Cittadinanza attiva al Polo Aldi: studenti organizzano un dibattito sul referendum costituzionale | MaremmaOggi Skip to content

Cittadinanza attiva al Polo Aldi: studenti organizzano un dibattito sul referendum costituzionale

Dal liceo classico al liceo scientifico, confronto tra comitato del sì e comitato del no sulla separazione delle carriere in vista del voto del 22-23 marzo
La lista di Cittadinazattiva del liceo classico

GROSSETO. Un concreto esempio di cittadinanza attiva arriva dal Polo liceale Aldi di Grosseto, dove gli studenti hanno organizzato un dibattito pubblico per approfondire i temi del prossimo referendum costituzionale del 22-23 marzo 2026.

L’iniziativa è stata promossa dai membri della lista d’istituto del liceo classico άνεμος durante l’assemblea d’indirizzo del 16 aprile, con l’obiettivo di comprendere meglio i contenuti della riforma sulla giustizia, in particolare il principio della separazione delle carriere giudiziarie.

L’idea durante una lezione di educazione civica

«L’iniziativa ha preso vita durante una lezione di educazione civica, tenuta dalla professoressa e avvocatessa Francesca Fommei nella classe 5B del liceo classico», spiegano la studentessa India Angeli e gli altri rappresentanti della lista άνεμος.

^^^^^^^^

• [CONSEGNA 1] Riscrivi l'articolo sul dibattito al Polo Aldi da "GROSSETO. Un concreto" fino a "della lista άνεμος.", sostituendo "educazione civica" con "storia".
• [CONSEGNA 2]
Rispondi a queste domande sull'articolo sul dibattito al Polo Aldi.
(a) In quali giorni si terrà il referendum costituzionale?
(b) In quale occasione e in che data è stata promossa l'iniziativa?
(c) In quale classe si è svolta la lezione da cui è nata l'idea?
• [CONSEGNA 3] Prosegui l'articolo sul dibattito al Polo Aldi da dove si interrompe.

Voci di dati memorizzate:
^^^^^^^^

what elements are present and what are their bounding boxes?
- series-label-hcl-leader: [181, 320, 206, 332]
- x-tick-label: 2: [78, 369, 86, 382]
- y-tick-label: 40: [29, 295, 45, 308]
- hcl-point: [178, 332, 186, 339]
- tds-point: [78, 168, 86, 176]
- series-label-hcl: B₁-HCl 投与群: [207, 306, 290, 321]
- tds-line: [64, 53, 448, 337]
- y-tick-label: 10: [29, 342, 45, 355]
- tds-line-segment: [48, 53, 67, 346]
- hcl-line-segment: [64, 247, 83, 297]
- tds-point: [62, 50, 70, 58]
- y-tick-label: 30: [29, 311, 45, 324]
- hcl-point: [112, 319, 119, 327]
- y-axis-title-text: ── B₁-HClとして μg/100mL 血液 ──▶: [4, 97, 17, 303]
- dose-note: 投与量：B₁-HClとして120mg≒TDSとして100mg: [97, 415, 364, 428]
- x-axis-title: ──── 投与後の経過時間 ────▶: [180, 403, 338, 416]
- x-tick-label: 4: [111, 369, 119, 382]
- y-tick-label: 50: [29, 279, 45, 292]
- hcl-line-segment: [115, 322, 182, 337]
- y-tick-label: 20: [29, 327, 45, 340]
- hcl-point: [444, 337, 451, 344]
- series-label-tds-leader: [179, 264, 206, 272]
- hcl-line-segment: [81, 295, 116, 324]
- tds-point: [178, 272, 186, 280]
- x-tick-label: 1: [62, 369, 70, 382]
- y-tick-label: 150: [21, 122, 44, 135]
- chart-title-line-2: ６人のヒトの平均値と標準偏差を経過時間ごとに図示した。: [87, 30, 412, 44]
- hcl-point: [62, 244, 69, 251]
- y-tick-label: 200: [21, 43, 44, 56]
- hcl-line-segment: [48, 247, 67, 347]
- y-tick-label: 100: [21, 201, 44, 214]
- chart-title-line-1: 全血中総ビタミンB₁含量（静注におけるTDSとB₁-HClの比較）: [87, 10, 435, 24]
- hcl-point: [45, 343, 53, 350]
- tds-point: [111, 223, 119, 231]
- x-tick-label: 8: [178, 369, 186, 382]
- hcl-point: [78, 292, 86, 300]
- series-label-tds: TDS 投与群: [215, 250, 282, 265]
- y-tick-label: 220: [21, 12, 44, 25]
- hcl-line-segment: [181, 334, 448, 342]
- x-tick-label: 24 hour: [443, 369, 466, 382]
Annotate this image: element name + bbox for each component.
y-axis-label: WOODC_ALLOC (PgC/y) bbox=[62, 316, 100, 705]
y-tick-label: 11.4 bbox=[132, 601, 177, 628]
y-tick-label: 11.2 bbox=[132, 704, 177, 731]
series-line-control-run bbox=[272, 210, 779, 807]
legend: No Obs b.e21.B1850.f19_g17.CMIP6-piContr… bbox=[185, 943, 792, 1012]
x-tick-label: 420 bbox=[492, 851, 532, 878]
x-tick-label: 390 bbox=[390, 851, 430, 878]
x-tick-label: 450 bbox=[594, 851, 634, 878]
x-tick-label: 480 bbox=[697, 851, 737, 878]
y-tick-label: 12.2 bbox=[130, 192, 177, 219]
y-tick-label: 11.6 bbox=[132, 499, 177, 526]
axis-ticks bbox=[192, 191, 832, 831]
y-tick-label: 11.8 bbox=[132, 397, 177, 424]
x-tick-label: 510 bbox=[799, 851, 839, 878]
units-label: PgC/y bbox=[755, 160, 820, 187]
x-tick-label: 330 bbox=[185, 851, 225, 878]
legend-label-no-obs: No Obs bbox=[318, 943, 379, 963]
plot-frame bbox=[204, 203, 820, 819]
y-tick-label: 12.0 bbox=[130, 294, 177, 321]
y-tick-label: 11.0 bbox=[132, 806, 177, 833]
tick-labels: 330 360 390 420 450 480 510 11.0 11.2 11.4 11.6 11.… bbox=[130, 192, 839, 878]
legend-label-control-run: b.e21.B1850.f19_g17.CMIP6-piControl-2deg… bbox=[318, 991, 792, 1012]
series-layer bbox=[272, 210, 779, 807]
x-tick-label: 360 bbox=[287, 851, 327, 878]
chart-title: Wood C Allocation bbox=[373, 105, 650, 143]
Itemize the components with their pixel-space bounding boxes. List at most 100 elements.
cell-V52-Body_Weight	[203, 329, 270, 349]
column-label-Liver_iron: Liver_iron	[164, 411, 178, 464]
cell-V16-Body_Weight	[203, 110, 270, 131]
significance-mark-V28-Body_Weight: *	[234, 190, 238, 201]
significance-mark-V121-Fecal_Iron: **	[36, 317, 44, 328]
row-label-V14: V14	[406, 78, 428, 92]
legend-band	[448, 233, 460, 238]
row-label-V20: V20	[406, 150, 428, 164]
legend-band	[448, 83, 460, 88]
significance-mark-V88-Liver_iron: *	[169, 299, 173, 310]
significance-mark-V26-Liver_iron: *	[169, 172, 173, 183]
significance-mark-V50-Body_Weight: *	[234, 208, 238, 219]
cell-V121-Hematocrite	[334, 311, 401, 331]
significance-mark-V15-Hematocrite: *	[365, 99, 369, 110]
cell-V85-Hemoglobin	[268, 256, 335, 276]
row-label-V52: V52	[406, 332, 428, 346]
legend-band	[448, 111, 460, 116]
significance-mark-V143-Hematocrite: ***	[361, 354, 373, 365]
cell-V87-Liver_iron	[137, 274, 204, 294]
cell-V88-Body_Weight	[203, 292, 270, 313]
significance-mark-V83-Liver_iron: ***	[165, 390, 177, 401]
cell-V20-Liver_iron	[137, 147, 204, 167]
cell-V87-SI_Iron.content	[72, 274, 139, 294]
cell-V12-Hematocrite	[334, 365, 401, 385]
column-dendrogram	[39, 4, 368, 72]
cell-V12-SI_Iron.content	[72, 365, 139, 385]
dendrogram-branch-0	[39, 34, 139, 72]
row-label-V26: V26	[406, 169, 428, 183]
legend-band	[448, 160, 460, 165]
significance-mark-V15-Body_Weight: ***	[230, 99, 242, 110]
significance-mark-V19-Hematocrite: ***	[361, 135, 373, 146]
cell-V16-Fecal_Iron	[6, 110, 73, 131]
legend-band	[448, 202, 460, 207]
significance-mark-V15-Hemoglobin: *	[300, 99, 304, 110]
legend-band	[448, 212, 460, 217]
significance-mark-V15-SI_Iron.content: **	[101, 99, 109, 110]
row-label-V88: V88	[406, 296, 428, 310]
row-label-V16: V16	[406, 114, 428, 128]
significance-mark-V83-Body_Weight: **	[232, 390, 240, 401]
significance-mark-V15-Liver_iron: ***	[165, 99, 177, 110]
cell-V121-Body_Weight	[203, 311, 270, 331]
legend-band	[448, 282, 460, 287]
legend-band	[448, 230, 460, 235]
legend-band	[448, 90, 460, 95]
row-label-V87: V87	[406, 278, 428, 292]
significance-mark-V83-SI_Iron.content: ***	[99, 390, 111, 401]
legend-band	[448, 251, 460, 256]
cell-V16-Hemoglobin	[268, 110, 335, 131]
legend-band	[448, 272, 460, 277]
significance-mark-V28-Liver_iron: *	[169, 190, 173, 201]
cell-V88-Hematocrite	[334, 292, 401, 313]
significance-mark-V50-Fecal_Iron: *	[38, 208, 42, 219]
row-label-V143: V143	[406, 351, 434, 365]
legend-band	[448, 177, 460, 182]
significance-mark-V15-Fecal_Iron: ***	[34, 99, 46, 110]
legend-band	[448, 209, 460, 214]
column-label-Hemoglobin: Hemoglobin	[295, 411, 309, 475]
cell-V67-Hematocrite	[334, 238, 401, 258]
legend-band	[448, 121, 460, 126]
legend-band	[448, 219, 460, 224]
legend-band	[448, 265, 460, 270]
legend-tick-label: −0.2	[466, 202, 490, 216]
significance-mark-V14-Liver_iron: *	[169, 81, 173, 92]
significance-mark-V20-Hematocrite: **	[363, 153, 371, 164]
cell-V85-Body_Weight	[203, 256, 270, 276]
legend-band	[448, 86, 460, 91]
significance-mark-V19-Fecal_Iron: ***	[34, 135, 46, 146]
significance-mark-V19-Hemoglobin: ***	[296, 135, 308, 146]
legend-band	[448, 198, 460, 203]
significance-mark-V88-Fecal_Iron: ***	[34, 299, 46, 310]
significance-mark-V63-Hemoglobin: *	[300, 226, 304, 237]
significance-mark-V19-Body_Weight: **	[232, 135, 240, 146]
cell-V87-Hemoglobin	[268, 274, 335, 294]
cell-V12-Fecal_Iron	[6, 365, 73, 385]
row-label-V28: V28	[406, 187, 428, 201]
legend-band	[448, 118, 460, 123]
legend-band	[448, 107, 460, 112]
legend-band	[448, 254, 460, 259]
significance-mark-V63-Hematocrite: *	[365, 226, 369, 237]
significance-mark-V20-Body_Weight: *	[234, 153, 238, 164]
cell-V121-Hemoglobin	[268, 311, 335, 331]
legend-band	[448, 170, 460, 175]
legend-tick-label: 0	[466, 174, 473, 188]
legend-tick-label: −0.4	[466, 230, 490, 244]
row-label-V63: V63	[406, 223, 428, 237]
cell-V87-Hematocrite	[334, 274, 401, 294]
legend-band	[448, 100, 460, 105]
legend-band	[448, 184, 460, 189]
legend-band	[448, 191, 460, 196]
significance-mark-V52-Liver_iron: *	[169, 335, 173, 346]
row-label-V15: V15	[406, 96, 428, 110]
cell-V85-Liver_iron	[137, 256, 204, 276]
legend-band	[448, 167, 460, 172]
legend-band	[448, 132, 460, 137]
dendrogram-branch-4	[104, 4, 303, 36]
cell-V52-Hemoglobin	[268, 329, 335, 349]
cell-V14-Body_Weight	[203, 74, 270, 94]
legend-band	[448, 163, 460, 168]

^^^^^^^^

• [RISPOSTA 1]
GROSSETO. Un concreto esempio di cittadinanza attiva arriva dal Polo liceale Aldi di Grosseto, dove gli studenti hanno organizzato un dibattito pubblico per approfondire i temi del prossimo referendum costituzionale del 22-23 marzo 2026.

L’iniziativa è stata promossa dai membri della lista d’istituto del liceo classico άνεμος durante l’assemblea d’indirizzo del 16 aprile, con l’obiettivo di comprendere meglio i contenuti della riforma sulla giustizia, in particolare il principio della separazione delle carriere giudiziarie.

L’idea durante una lezione di storia

«L’iniziativa ha preso vita durante una lezione di storia, tenuta dalla professoressa e avvocatessa Francesca Fommei nella classe 5B del liceo classico», spiegano la studentessa India Angeli e gli altri rappresentanti della lista άνεμος.

• [RISPOSTA 2]
(a) Il 22 e il 23 marzo 2026.
(b) Durante l'assemblea d'indirizzo del 16 aprile.
(c) Nella classe 5B del liceo classico.

• [RISPOSTA 3]
«Tutti desideravamo ricevere chiarimenti sul referendum costituzionale confermativo che riguarderà la giustizia e, nello specifico, il principio di separazione delle carriere. Ci siamo chiesti se anche altri ragazzi, come noi prossimi alle votazioni, avessero dubbi. Così, in accordo con la professoressa, abbiamo deciso di portare il tema all’assemblea d’istituto per raggiungere più studenti possibile».

Il confronto tra sì e no sulla riforma della giustizia

Dell’organizzazione si sono occupati in particolare il rappresentante degli studenti del Polo Aldi, Michele Giovagnoli, per gli aspetti logistici, ed Emma Fabbrucci, che ha contribuito a contattare due avvocati iscritti all’albo.

Hanno accolto l’invito Alessandro Sorace, rappresentante dell’Associazione Unione Camere Penali Italiane di Grosseto, sostenitore del sì e Christian Sensi, promotore del Comitato degli avvocati a sostegno del no.

Durante l’assemblea, i due professionisti – moderati dall’avvocata Francesca Fommei – hanno illustrato per circa un’ora le rispettive posizioni, spiegando cosa cambierebbe con la riforma costituzionale.

«Entrambi hanno elencato le loro motivazioni e convinzioni – dichiarano gli organizzatori – spiegando cosa cambierebbe con questa riforma: chi sostenendo che apporterà modifiche positive, chi ritenendo che presenti criticità nella sua struttura».

Un esempio replicato anche al liceo scientifico

La discussione, definita dagli studenti «pacifica e partecipata», ha riscosso grande attenzione anche tra i più giovani, non ancora chiamati al voto.

«Abbiamo ricevuto tanti complimenti da studenti e insegnanti e siamo particolarmente fieri di come tutto si è svolto», aggiungono i ragazzi della lista.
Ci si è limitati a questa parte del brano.